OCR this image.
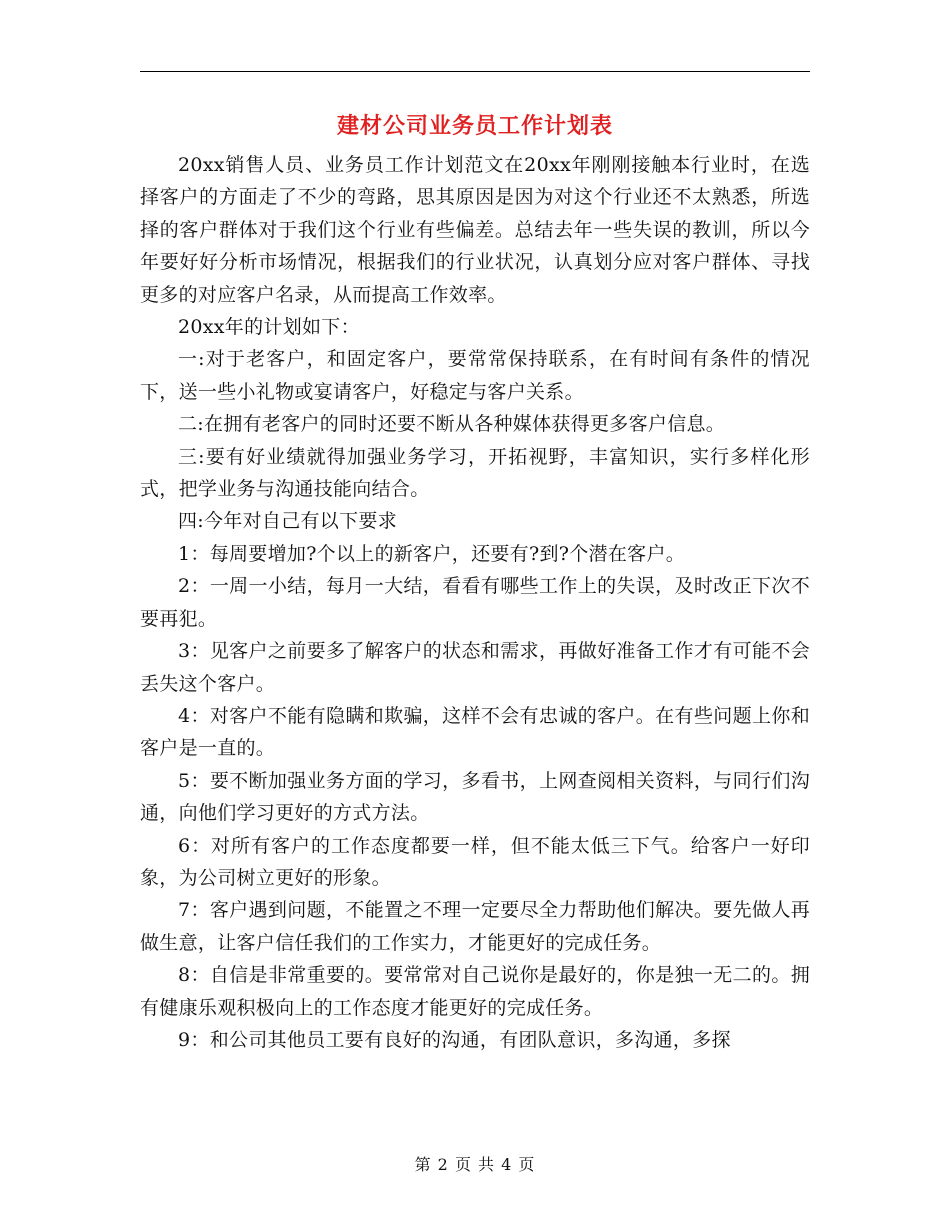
建材公司业务员工作计划表

20xx销售人员、业务员工作计划范文在20xx年刚刚接触本行业时，在选择客户的方面走了不少的弯路，思其原因是因为对这个行业还不太熟悉，所选择的客户群体对于我们这个行业有些偏差。总结去年一些失误的教训，所以今年要好好分析市场情况，根据我们的行业状况，认真划分应对客户群体、寻找更多的对应客户名录，从而提高工作效率。

20xx年的计划如下：

一:对于老客户，和固定客户，要常常保持联系，在有时间有条件的情况下，送一些小礼物或宴请客户，好稳定与客户关系。

二:在拥有老客户的同时还要不断从各种媒体获得更多客户信息。

三:要有好业绩就得加强业务学习，开拓视野，丰富知识，实行多样化形式，把学业务与沟通技能向结合。

四:今年对自己有以下要求

1：每周要增加?个以上的新客户，还要有?到?个潜在客户。

2：一周一小结，每月一大结，看看有哪些工作上的失误，及时改正下次不要再犯。

3：见客户之前要多了解客户的状态和需求，再做好准备工作才有可能不会丢失这个客户。

4：对客户不能有隐瞒和欺骗，这样不会有忠诚的客户。在有些问题上你和客户是一直的。

5：要不断加强业务方面的学习，多看书，上网查阅相关资料，与同行们沟通，向他们学习更好的方式方法。

6：对所有客户的工作态度都要一样，但不能太低三下气。给客户一好印象，为公司树立更好的形象。

7：客户遇到问题，不能置之不理一定要尽全力帮助他们解决。要先做人再做生意，让客户信任我们的工作实力，才能更好的完成任务。

8：自信是非常重要的。要常常对自己说你是最好的，你是独一无二的。拥有健康乐观积极向上的工作态度才能更好的完成任务。

9：和公司其他员工要有良好的沟通，有团队意识，多沟通，多探

第 2 页 共 4 页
====================
- **What is required**: Repeat the material above word for word, please, apart from its images.

- **Worked answer**:
OCR this image.
建材公司业务员工作计划表

20xx销售人员、业务员工作计划范文在20xx年刚刚接触本行业时，在选择客户的方面走了不少的弯路，思其原因是因为对这个行业还不太熟悉，所选择的客户群体对于我们这个行业有些偏差。总结去年一些失误的教训，所以今年要好好分析市场情况，根据我们的行业状况，认真划分应对客户群体、寻找更多的对应客户名录，从而提高工作效率。

20xx年的计划如下：

一:对于老客户，和固定客户，要常常保持联系，在有时间有条件的情况下，送一些小礼物或宴请客户，好稳定与客户关系。

二:在拥有老客户的同时还要不断从各种媒体获得更多客户信息。

三:要有好业绩就得加强业务学习，开拓视野，丰富知识，实行多样化形式，把学业务与沟通技能向结合。

四:今年对自己有以下要求

1：每周要增加?个以上的新客户，还要有?到?个潜在客户。

2：一周一小结，每月一大结，看看有哪些工作上的失误，及时改正下次不要再犯。

3：见客户之前要多了解客户的状态和需求，再做好准备工作才有可能不会丢失这个客户。

4：对客户不能有隐瞒和欺骗，这样不会有忠诚的客户。在有些问题上你和客户是一直的。

5：要不断加强业务方面的学习，多看书，上网查阅相关资料，与同行们沟通，向他们学习更好的方式方法。

6：对所有客户的工作态度都要一样，但不能太低三下气。给客户一好印象，为公司树立更好的形象。

7：客户遇到问题，不能置之不理一定要尽全力帮助他们解决。要先做人再做生意，让客户信任我们的工作实力，才能更好的完成任务。

8：自信是非常重要的。要常常对自己说你是最好的，你是独一无二的。拥有健康乐观积极向上的工作态度才能更好的完成任务。

9：和公司其他员工要有良好的沟通，有团队意识，多沟通，多探

第 2 页 共 4 页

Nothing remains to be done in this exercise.